Your rules for what you count are a little strange, but this produces the same result.
Update 1: No it doesn't! You caught me out with the duplication of value 43 in @all_data.
Is it any better?
C:\test>p1
use List::Util qw[ sum ];;
@selected_data = qw(13 76 90 13 77 100 76 300 13 65 400 74 89 34 65);
@all_data = qw(1 5 2 8 12 87 13 76 98 77 89 90 11 65 43 74 43 32 34 67
+);;
++$seen{ $_ } for @selected_data, @all_data;;
print sum map{ $_ > 1 ? $_ - 1 : () } values %seen;;
13
Update2: This is better.
@selected_data = qw(13 76 90 13 77 100 76 300 13 65 400 74 89 34 65);
@all_data = qw(1 5 2 8 12 87 13 76 98 77 89 90 11 65 43 74 43 32 34 67
+);
@seen{ @all_data } = ();;
exists $seen{ $_ } and $count++ for @selected_data;;
print $count;;
12
Examine what is said, not who speaks -- Silence betokens consent -- Love the truth but pardon error.
"Science is about questioning the status quo. Questioning authority".
In the absence of evidence, opinion is indistinguishable from prejudice.

━━━━━━━━━━━━━━━━━━━━━━━━━━━━━━

• [PROBLEM DESCRIPTION] Do these statements agree with the Perl post above? Answer yes or no for each and quote the words of the post that decide it. 1. The first update says the code was tripped up by value 43 appearing twice in @all_data. 2. The poster calls the second update worse than the first. 3. The code loads sum from List::Util.

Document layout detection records

━━━━━━━━━━━━━━━━━━━━━━━━━━━━━━

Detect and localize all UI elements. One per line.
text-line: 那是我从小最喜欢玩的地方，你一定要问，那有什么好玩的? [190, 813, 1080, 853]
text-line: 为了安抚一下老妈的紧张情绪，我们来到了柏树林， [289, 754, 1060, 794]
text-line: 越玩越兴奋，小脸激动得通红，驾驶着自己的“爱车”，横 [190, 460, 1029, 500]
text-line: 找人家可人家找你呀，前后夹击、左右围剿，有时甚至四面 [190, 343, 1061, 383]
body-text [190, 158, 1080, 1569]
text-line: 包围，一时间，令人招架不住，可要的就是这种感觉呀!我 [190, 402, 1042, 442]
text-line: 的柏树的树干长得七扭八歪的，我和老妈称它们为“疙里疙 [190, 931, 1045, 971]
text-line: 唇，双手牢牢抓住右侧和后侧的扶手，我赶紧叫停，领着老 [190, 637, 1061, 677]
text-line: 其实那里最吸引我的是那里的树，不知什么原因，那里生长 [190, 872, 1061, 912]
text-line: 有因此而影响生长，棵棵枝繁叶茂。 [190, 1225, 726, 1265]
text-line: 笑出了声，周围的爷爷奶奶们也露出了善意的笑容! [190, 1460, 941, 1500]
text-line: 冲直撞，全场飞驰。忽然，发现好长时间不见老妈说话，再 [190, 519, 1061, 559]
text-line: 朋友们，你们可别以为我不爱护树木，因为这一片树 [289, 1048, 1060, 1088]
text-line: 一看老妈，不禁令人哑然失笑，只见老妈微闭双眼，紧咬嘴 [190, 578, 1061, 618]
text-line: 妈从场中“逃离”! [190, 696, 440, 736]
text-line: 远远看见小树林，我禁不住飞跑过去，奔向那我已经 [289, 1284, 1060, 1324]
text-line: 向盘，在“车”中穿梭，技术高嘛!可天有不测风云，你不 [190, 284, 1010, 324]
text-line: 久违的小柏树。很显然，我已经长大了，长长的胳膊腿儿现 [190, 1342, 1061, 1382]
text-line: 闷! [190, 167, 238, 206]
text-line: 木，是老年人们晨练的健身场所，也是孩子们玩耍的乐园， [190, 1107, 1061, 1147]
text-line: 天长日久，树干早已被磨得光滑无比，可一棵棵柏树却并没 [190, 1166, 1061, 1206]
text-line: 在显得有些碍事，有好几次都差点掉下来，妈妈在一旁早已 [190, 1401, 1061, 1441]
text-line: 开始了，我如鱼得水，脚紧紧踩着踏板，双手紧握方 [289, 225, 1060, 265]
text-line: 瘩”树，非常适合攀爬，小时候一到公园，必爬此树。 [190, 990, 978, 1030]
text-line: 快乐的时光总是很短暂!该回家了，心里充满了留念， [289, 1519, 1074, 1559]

━━━━━━━━━━━━━━━━━━━━━━━━━━━━━━

• [EXPECTED ANSWER]
1. Yes: "You caught me out with the duplication of value 43 in @all_data."
2. No: "Update2: This is better."
3. Yes: "use List::Util qw[ sum ];;"